**PROBLEM REQUIREMENTS**
Select the lines that hold the word "proxy" and copy each one.

(Figure record listings)

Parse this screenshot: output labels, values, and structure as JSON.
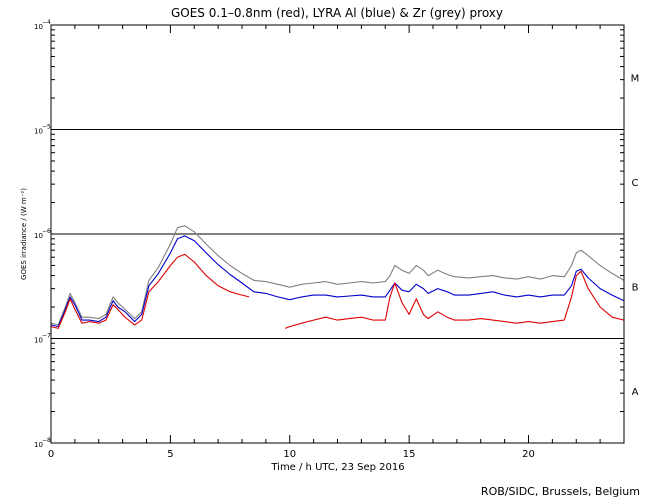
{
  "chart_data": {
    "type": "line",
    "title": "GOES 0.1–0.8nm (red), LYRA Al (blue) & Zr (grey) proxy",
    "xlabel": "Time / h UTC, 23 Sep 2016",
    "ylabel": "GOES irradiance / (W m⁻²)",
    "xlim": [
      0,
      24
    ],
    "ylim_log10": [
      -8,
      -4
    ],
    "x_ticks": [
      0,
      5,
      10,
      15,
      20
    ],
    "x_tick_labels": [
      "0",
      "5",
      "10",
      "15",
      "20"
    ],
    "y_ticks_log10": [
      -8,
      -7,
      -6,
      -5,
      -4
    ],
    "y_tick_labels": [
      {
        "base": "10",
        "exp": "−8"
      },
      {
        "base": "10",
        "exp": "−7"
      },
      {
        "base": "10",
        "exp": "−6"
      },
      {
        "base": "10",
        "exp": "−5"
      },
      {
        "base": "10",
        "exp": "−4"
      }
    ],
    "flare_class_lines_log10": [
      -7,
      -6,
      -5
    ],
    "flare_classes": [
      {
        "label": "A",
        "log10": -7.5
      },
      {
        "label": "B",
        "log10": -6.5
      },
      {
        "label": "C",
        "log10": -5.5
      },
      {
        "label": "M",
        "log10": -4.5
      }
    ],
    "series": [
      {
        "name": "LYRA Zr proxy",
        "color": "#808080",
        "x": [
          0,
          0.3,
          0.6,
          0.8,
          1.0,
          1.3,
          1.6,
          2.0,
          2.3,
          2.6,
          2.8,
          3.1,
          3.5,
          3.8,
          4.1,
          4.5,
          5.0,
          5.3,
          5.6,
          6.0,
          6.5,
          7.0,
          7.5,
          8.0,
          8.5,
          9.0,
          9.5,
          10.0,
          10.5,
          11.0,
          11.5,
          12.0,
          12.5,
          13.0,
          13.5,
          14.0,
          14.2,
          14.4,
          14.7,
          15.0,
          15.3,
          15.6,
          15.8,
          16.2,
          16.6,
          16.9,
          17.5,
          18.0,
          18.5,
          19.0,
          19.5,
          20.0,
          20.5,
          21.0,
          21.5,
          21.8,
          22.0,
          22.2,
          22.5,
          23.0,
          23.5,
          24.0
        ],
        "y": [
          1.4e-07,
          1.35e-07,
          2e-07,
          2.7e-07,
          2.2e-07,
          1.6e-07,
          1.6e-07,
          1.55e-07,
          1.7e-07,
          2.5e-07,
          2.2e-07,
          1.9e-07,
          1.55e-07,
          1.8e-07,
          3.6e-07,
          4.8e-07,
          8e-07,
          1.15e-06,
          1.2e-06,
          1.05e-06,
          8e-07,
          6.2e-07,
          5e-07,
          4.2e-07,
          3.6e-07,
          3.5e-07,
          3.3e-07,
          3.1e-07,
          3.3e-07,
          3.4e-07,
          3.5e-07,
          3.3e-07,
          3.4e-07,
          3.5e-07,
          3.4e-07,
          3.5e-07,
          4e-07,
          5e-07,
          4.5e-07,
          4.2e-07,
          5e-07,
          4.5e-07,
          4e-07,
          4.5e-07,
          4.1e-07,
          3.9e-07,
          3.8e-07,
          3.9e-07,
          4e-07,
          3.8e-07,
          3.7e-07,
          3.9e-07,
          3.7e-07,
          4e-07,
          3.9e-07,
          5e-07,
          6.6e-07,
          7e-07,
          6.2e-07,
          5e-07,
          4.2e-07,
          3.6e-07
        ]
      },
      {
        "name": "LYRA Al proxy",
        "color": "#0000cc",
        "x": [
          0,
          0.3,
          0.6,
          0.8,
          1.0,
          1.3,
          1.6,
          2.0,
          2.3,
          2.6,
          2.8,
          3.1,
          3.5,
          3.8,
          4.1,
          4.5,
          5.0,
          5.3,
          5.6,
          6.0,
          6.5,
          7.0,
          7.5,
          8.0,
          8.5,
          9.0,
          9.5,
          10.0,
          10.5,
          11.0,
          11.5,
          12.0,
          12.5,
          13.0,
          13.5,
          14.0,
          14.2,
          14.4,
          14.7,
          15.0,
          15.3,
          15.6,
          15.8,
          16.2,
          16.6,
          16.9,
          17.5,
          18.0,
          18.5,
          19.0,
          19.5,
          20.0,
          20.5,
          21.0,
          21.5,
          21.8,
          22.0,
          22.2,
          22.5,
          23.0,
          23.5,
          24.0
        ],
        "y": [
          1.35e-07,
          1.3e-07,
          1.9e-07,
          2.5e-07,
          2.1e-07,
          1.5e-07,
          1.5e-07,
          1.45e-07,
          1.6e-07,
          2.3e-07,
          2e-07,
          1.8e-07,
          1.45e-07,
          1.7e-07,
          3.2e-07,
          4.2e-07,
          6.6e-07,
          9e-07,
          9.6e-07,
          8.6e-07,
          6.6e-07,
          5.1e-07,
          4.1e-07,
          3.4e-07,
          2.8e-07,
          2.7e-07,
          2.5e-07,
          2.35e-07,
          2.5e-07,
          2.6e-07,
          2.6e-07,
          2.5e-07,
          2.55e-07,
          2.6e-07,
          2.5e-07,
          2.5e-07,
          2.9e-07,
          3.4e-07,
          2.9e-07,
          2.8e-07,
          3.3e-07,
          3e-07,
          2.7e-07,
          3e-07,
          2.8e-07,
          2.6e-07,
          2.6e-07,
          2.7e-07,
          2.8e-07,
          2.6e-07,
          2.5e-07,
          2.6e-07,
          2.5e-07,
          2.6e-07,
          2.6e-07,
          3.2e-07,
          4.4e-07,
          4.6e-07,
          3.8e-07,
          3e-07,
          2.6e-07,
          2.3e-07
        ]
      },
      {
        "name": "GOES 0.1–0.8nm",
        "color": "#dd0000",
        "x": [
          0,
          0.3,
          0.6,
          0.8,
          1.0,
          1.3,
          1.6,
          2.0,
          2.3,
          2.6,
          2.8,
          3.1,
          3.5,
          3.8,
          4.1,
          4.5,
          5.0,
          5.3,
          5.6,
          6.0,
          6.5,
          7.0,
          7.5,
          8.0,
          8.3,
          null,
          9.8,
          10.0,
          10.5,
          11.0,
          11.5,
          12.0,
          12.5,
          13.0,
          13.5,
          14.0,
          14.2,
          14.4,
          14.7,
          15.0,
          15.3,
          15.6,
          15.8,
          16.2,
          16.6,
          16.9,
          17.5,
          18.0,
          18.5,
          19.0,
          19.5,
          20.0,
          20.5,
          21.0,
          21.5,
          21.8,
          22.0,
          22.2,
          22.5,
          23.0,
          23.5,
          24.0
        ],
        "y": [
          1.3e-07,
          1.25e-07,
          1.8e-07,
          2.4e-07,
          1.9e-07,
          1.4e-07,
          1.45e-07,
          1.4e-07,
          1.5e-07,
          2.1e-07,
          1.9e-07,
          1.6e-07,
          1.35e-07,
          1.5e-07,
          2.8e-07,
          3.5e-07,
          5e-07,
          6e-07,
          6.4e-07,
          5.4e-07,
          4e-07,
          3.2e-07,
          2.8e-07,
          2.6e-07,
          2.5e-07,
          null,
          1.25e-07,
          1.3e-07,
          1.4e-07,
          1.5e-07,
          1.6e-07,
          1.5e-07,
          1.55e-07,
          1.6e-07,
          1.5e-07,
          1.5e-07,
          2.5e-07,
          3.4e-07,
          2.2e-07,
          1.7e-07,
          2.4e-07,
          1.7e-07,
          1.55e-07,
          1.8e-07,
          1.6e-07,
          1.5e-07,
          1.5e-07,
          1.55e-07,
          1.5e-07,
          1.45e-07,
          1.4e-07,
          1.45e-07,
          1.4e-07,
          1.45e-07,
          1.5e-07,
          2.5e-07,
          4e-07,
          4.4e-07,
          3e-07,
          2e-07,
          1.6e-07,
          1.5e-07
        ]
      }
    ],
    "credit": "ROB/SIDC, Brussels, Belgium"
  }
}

**TASK ANSWER**
    "title": "GOES 0.1–0.8nm (red), LYRA Al (blue) & Zr (grey) proxy",
        "name": "LYRA Zr proxy",
        "name": "LYRA Al proxy",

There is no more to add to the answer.